**Task brief:**
Each record below should be output verbatim, without pictures.

[Figure record listings]
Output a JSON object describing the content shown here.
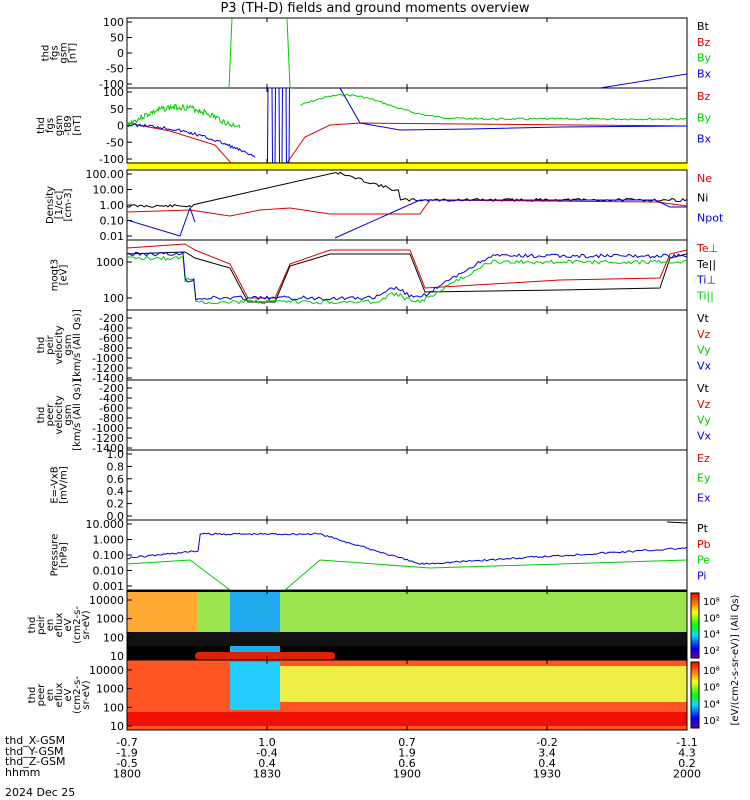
{
  "title": "P3 (TH-D) fields and ground moments overview",
  "date": "2024 Dec 25",
  "colors": {
    "black": "#000000",
    "red": "#dd0000",
    "green": "#00cc00",
    "blue": "#0000dd",
    "yellow": "#ffff00"
  },
  "chart_data": [
    {
      "type": "line",
      "ylabel": [
        "thd",
        "fgs",
        "gsm",
        "[nT]"
      ],
      "ylim": [
        -100,
        100
      ],
      "yticks": [
        "100",
        "50",
        "0",
        "-50",
        "-100"
      ],
      "legend": [
        {
          "name": "Bt",
          "color": "black"
        },
        {
          "name": "Bz",
          "color": "red"
        },
        {
          "name": "By",
          "color": "green"
        },
        {
          "name": "Bx",
          "color": "blue"
        }
      ]
    },
    {
      "type": "line",
      "ylabel": [
        "thd",
        "fgs",
        "gsm",
        "-t89",
        "[nT]"
      ],
      "ylim": [
        -120,
        120
      ],
      "yticks": [
        "100",
        "50",
        "0",
        "-50",
        "-100"
      ],
      "legend": [
        {
          "name": "Bz",
          "color": "red"
        },
        {
          "name": "By",
          "color": "green"
        },
        {
          "name": "Bx",
          "color": "blue"
        }
      ]
    },
    {
      "type": "line",
      "ylabel": [
        "Density",
        "[1/cc]",
        "[cm-3]"
      ],
      "ylim": [
        0.003,
        100
      ],
      "scale": "log",
      "yticks": [
        "100.00",
        "10.00",
        "1.00",
        "0.10",
        "0.01"
      ],
      "legend": [
        {
          "name": "Ne",
          "color": "red"
        },
        {
          "name": "Ni",
          "color": "black"
        },
        {
          "name": "Npot",
          "color": "blue"
        }
      ]
    },
    {
      "type": "line",
      "ylabel": [
        "moqt3",
        "[eV]"
      ],
      "ylim": [
        45,
        4000
      ],
      "scale": "log",
      "yticks": [
        "1000",
        "100"
      ],
      "legend": [
        {
          "name": "Te⊥",
          "color": "red"
        },
        {
          "name": "Te||",
          "color": "black"
        },
        {
          "name": "Ti⊥",
          "color": "blue"
        },
        {
          "name": "Ti||",
          "color": "green"
        }
      ]
    },
    {
      "type": "line",
      "ylabel": [
        "thd",
        "peir",
        "velocity",
        "gsm",
        "[km/s (All Qs)]"
      ],
      "ylim": [
        -1500,
        0
      ],
      "yticks": [
        "-200",
        "-400",
        "-600",
        "-800",
        "-1000",
        "-1200",
        "-1400"
      ],
      "legend": [
        {
          "name": "Vt",
          "color": "black"
        },
        {
          "name": "Vz",
          "color": "red"
        },
        {
          "name": "Vy",
          "color": "green"
        },
        {
          "name": "Vx",
          "color": "blue"
        }
      ]
    },
    {
      "type": "line",
      "ylabel": [
        "thd",
        "peer",
        "velocity",
        "gsm",
        "[km/s (All Qs)]"
      ],
      "ylim": [
        -1500,
        0
      ],
      "yticks": [
        "-200",
        "-400",
        "-600",
        "-800",
        "-1000",
        "-1200",
        "-1400"
      ],
      "legend": [
        {
          "name": "Vt",
          "color": "black"
        },
        {
          "name": "Vz",
          "color": "red"
        },
        {
          "name": "Vy",
          "color": "green"
        },
        {
          "name": "Vx",
          "color": "blue"
        }
      ]
    },
    {
      "type": "line",
      "ylabel": [
        "E=-VxB",
        "[mV/m]"
      ],
      "ylim": [
        0,
        1
      ],
      "yticks": [
        "1.0",
        "0.8",
        "0.6",
        "0.4",
        "0.2",
        "0.0"
      ],
      "legend": [
        {
          "name": "Ez",
          "color": "red"
        },
        {
          "name": "Ey",
          "color": "green"
        },
        {
          "name": "Ex",
          "color": "blue"
        }
      ]
    },
    {
      "type": "line",
      "ylabel": [
        "Pressure",
        "[nPa]"
      ],
      "ylim": [
        0.0007,
        40
      ],
      "scale": "log",
      "yticks": [
        "10.000",
        "1.000",
        "0.100",
        "0.010",
        "0.001"
      ],
      "legend": [
        {
          "name": "Pt",
          "color": "black"
        },
        {
          "name": "Pb",
          "color": "red"
        },
        {
          "name": "Pe",
          "color": "green"
        },
        {
          "name": "Pi",
          "color": "blue"
        }
      ]
    },
    {
      "type": "heatmap",
      "ylabel": [
        "thd",
        "peir",
        "en",
        "eflux",
        "eV",
        "(cm2-s-",
        "sr-eV)"
      ],
      "yticks": [
        "10000",
        "1000",
        "100",
        "10"
      ],
      "colorbar": [
        "10⁸",
        "10⁶",
        "10⁴",
        "10²"
      ]
    },
    {
      "type": "heatmap",
      "ylabel": [
        "thd",
        "peer",
        "en",
        "eflux",
        "eV",
        "(cm2-s-",
        "sr-eV)"
      ],
      "yticks": [
        "10000",
        "1000",
        "100",
        "10"
      ],
      "colorbar": [
        "10⁸",
        "10⁶",
        "10⁴",
        "10²"
      ]
    }
  ],
  "colorbar_label": "[eV/(cm2-s-sr-eV)] (All Qs)",
  "x_axis": {
    "rows": [
      {
        "label": "thd_X-GSM",
        "values": [
          "-0.7",
          "1.0",
          "0.7",
          "-0.2",
          "-1.1"
        ]
      },
      {
        "label": "thd_Y-GSM",
        "values": [
          "-1.9",
          "-0.4",
          "1.9",
          "3.4",
          "4.3"
        ]
      },
      {
        "label": "thd_Z-GSM",
        "values": [
          "-0.5",
          "0.4",
          "0.6",
          "0.4",
          "0.2"
        ]
      },
      {
        "label": "hhmm",
        "values": [
          "1800",
          "1830",
          "1900",
          "1930",
          "2000"
        ]
      }
    ]
  }
}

**Problem solution:**
Output a JSON object describing the content shown here.
{
  "title": "P3 (TH-D) fields and ground moments overview",
  "date": "2024 Dec 25",
  "colors": {
    "black": "#000000",
    "red": "#dd0000",
    "green": "#00cc00",
    "blue": "#0000dd",
    "yellow": "#ffff00"
  },
  "chart_data": [
    {
      "type": "line",
      "ylabel": [
        "thd",
        "fgs",
        "gsm",
        "[nT]"
      ],
      "ylim": [
        -100,
        100
      ],
      "yticks": [
        "100",
        "50",
        "0",
        "-50",
        "-100"
      ],
      "legend": [
        {
          "name": "Bt",
          "color": "black"
        },
        {
          "name": "Bz",
          "color": "red"
        },
        {
          "name": "By",
          "color": "green"
        },
        {
          "name": "Bx",
          "color": "blue"
        }
      ]
    },
    {
      "type": "line",
      "ylabel": [
        "thd",
        "fgs",
        "gsm",
        "-t89",
        "[nT]"
      ],
      "ylim": [
        -120,
        120
      ],
      "yticks": [
        "100",
        "50",
        "0",
        "-50",
        "-100"
      ],
      "legend": [
        {
          "name": "Bz",
          "color": "red"
        },
        {
          "name": "By",
          "color": "green"
        },
        {
          "name": "Bx",
          "color": "blue"
        }
      ]
    },
    {
      "type": "line",
      "ylabel": [
        "Density",
        "[1/cc]",
        "[cm-3]"
      ],
      "ylim": [
        0.003,
        100
      ],
      "scale": "log",
      "yticks": [
        "100.00",
        "10.00",
        "1.00",
        "0.10",
        "0.01"
      ],
      "legend": [
        {
          "name": "Ne",
          "color": "red"
        },
        {
          "name": "Ni",
          "color": "black"
        },
        {
          "name": "Npot",
          "color": "blue"
        }
      ]
    },
    {
      "type": "line",
      "ylabel": [
        "moqt3",
        "[eV]"
      ],
      "ylim": [
        45,
        4000
      ],
      "scale": "log",
      "yticks": [
        "1000",
        "100"
      ],
      "legend": [
        {
          "name": "Te⊥",
          "color": "red"
        },
        {
          "name": "Te||",
          "color": "black"
        },
        {
          "name": "Ti⊥",
          "color": "blue"
        },
        {
          "name": "Ti||",
          "color": "green"
        }
      ]
    },
    {
      "type": "line",
      "ylabel": [
        "thd",
        "peir",
        "velocity",
        "gsm",
        "[km/s (All Qs)]"
      ],
      "ylim": [
        -1500,
        0
      ],
      "yticks": [
        "-200",
        "-400",
        "-600",
        "-800",
        "-1000",
        "-1200",
        "-1400"
      ],
      "legend": [
        {
          "name": "Vt",
          "color": "black"
        },
        {
          "name": "Vz",
          "color": "red"
        },
        {
          "name": "Vy",
          "color": "green"
        },
        {
          "name": "Vx",
          "color": "blue"
        }
      ]
    },
    {
      "type": "line",
      "ylabel": [
        "thd",
        "peer",
        "velocity",
        "gsm",
        "[km/s (All Qs)]"
      ],
      "ylim": [
        -1500,
        0
      ],
      "yticks": [
        "-200",
        "-400",
        "-600",
        "-800",
        "-1000",
        "-1200",
        "-1400"
      ],
      "legend": [
        {
          "name": "Vt",
          "color": "black"
        },
        {
          "name": "Vz",
          "color": "red"
        },
        {
          "name": "Vy",
          "color": "green"
        },
        {
          "name": "Vx",
          "color": "blue"
        }
      ]
    },
    {
      "type": "line",
      "ylabel": [
        "E=-VxB",
        "[mV/m]"
      ],
      "ylim": [
        0,
        1
      ],
      "yticks": [
        "1.0",
        "0.8",
        "0.6",
        "0.4",
        "0.2",
        "0.0"
      ],
      "legend": [
        {
          "name": "Ez",
          "color": "red"
        },
        {
          "name": "Ey",
          "color": "green"
        },
        {
          "name": "Ex",
          "color": "blue"
        }
      ]
    },
    {
      "type": "line",
      "ylabel": [
        "Pressure",
        "[nPa]"
      ],
      "ylim": [
        0.0007,
        40
      ],
      "scale": "log",
      "yticks": [
        "10.000",
        "1.000",
        "0.100",
        "0.010",
        "0.001"
      ],
      "legend": [
        {
          "name": "Pt",
          "color": "black"
        },
        {
          "name": "Pb",
          "color": "red"
        },
        {
          "name": "Pe",
          "color": "green"
        },
        {
          "name": "Pi",
          "color": "blue"
        }
      ]
    },
    {
      "type": "heatmap",
      "ylabel": [
        "thd",
        "peir",
        "en",
        "eflux",
        "eV",
        "(cm2-s-",
        "sr-eV)"
      ],
      "yticks": [
        "10000",
        "1000",
        "100",
        "10"
      ],
      "colorbar": [
        "10⁸",
        "10⁶",
        "10⁴",
        "10²"
      ]
    },
    {
      "type": "heatmap",
      "ylabel": [
        "thd",
        "peer",
        "en",
        "eflux",
        "eV",
        "(cm2-s-",
        "sr-eV)"
      ],
      "yticks": [
        "10000",
        "1000",
        "100",
        "10"
      ],
      "colorbar": [
        "10⁸",
        "10⁶",
        "10⁴",
        "10²"
      ]
    }
  ],
  "colorbar_label": "[eV/(cm2-s-sr-eV)] (All Qs)",
  "x_axis": {
    "rows": [
      {
        "label": "thd_X-GSM",
        "values": [
          "-0.7",
          "1.0",
          "0.7",
          "-0.2",
          "-1.1"
        ]
      },
      {
        "label": "thd_Y-GSM",
        "values": [
          "-1.9",
          "-0.4",
          "1.9",
          "3.4",
          "4.3"
        ]
      },
      {
        "label": "thd_Z-GSM",
        "values": [
          "-0.5",
          "0.4",
          "0.6",
          "0.4",
          "0.2"
        ]
      },
      {
        "label": "hhmm",
        "values": [
          "1800",
          "1830",
          "1900",
          "1930",
          "2000"
        ]
      }
    ]
  }
}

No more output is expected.